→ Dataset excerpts
########################################
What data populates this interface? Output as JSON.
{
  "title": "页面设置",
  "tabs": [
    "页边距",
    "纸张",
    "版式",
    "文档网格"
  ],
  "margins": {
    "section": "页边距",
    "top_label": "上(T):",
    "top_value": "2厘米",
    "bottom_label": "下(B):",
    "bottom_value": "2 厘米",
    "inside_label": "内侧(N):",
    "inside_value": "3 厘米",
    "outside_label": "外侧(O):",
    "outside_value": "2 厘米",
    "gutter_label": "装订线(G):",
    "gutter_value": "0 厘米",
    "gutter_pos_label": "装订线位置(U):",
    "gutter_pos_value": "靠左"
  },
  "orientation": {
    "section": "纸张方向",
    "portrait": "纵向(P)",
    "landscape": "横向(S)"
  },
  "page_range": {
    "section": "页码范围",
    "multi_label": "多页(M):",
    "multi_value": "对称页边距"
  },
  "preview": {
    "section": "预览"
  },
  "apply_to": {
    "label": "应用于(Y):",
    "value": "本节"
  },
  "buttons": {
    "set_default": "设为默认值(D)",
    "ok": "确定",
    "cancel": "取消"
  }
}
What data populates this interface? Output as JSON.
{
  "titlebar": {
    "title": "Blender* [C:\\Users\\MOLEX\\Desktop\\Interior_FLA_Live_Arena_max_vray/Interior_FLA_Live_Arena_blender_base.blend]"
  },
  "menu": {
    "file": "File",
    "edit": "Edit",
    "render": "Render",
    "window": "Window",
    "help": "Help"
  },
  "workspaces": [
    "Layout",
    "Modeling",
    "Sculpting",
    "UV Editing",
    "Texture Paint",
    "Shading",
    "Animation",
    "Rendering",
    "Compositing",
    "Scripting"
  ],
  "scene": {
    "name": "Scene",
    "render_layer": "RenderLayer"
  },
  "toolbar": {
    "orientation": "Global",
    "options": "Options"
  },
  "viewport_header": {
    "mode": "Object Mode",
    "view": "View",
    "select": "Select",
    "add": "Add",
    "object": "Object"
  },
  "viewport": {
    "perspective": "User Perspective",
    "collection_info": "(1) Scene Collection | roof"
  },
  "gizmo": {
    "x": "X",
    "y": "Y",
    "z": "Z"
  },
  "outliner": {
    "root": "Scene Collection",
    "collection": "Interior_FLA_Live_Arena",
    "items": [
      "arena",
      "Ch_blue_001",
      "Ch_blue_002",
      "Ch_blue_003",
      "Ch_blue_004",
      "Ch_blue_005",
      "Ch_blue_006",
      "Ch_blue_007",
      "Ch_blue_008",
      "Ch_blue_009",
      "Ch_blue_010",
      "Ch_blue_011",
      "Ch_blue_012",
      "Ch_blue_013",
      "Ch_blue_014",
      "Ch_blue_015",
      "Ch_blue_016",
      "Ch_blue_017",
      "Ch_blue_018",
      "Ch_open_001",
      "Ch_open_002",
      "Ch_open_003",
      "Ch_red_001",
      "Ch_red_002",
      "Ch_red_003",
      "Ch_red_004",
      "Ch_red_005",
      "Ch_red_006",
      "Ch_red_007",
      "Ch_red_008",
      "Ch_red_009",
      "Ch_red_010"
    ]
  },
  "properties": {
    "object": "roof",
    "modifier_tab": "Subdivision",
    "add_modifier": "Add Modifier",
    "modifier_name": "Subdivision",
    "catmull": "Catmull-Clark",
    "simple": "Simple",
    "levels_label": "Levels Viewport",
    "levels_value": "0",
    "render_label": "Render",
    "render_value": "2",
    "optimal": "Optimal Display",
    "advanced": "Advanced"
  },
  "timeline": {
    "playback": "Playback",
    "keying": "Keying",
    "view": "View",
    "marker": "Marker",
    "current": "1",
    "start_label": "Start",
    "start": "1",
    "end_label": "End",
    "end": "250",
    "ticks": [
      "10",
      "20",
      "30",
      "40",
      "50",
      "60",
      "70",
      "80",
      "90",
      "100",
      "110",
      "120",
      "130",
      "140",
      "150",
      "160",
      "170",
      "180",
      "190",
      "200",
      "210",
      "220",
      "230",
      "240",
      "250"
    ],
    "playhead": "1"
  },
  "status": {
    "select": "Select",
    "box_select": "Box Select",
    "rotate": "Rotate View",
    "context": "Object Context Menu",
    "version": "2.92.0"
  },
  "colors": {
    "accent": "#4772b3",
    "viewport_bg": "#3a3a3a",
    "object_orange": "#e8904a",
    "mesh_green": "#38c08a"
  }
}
########################################
→ Job
Quote the data above in full, changing nothing.

→ Output for this exercise
What data populates this interface? Output as JSON.
{
  "title": "页面设置",
  "tabs": [
    "页边距",
    "纸张",
    "版式",
    "文档网格"
  ],
  "margins": {
    "section": "页边距",
    "top_label": "上(T):",
    "top_value": "2厘米",
    "bottom_label": "下(B):",
    "bottom_value": "2 厘米",
    "inside_label": "内侧(N):",
    "inside_value": "3 厘米",
    "outside_label": "外侧(O):",
    "outside_value": "2 厘米",
    "gutter_label": "装订线(G):",
    "gutter_value": "0 厘米",
    "gutter_pos_label": "装订线位置(U):",
    "gutter_pos_value": "靠左"
  },
  "orientation": {
    "section": "纸张方向",
    "portrait": "纵向(P)",
    "landscape": "横向(S)"
  },
  "page_range": {
    "section": "页码范围",
    "multi_label": "多页(M):",
    "multi_value": "对称页边距"
  },
  "preview": {
    "section": "预览"
  },
  "apply_to": {
    "label": "应用于(Y):",
    "value": "本节"
  },
  "buttons": {
    "set_default": "设为默认值(D)",
    "ok": "确定",
    "cancel": "取消"
  }
}
What data populates this interface? Output as JSON.
{
  "titlebar": {
    "title": "Blender* [C:\\Users\\MOLEX\\Desktop\\Interior_FLA_Live_Arena_max_vray/Interior_FLA_Live_Arena_blender_base.blend]"
  },
  "menu": {
    "file": "File",
    "edit": "Edit",
    "render": "Render",
    "window": "Window",
    "help": "Help"
  },
  "workspaces": [
    "Layout",
    "Modeling",
    "Sculpting",
    "UV Editing",
    "Texture Paint",
    "Shading",
    "Animation",
    "Rendering",
    "Compositing",
    "Scripting"
  ],
  "scene": {
    "name": "Scene",
    "render_layer": "RenderLayer"
  },
  "toolbar": {
    "orientation": "Global",
    "options": "Options"
  },
  "viewport_header": {
    "mode": "Object Mode",
    "view": "View",
    "select": "Select",
    "add": "Add",
    "object": "Object"
  },
  "viewport": {
    "perspective": "User Perspective",
    "collection_info": "(1) Scene Collection | roof"
  },
  "gizmo": {
    "x": "X",
    "y": "Y",
    "z": "Z"
  },
  "outliner": {
    "root": "Scene Collection",
    "collection": "Interior_FLA_Live_Arena",
    "items": [
      "arena",
      "Ch_blue_001",
      "Ch_blue_002",
      "Ch_blue_003",
      "Ch_blue_004",
      "Ch_blue_005",
      "Ch_blue_006",
      "Ch_blue_007",
      "Ch_blue_008",
      "Ch_blue_009",
      "Ch_blue_010",
      "Ch_blue_011",
      "Ch_blue_012",
      "Ch_blue_013",
      "Ch_blue_014",
      "Ch_blue_015",
      "Ch_blue_016",
      "Ch_blue_017",
      "Ch_blue_018",
      "Ch_open_001",
      "Ch_open_002",
      "Ch_open_003",
      "Ch_red_001",
      "Ch_red_002",
      "Ch_red_003",
      "Ch_red_004",
      "Ch_red_005",
      "Ch_red_006",
      "Ch_red_007",
      "Ch_red_008",
      "Ch_red_009",
      "Ch_red_010"
    ]
  },
  "properties": {
    "object": "roof",
    "modifier_tab": "Subdivision",
    "add_modifier": "Add Modifier",
    "modifier_name": "Subdivision",
    "catmull": "Catmull-Clark",
    "simple": "Simple",
    "levels_label": "Levels Viewport",
    "levels_value": "0",
    "render_label": "Render",
    "render_value": "2",
    "optimal": "Optimal Display",
    "advanced": "Advanced"
  },
  "timeline": {
    "playback": "Playback",
    "keying": "Keying",
    "view": "View",
    "marker": "Marker",
    "current": "1",
    "start_label": "Start",
    "start": "1",
    "end_label": "End",
    "end": "250",
    "ticks": [
      "10",
      "20",
      "30",
      "40",
      "50",
      "60",
      "70",
      "80",
      "90",
      "100",
      "110",
      "120",
      "130",
      "140",
      "150",
      "160",
      "170",
      "180",
      "190",
      "200",
      "210",
      "220",
      "230",
      "240",
      "250"
    ],
    "playhead": "1"
  },
  "status": {
    "select": "Select",
    "box_select": "Box Select",
    "rotate": "Rotate View",
    "context": "Object Context Menu",
    "version": "2.92.0"
  },
  "colors": {
    "accent": "#4772b3",
    "viewport_bg": "#3a3a3a",
    "object_orange": "#e8904a",
    "mesh_green": "#38c08a"
  }
}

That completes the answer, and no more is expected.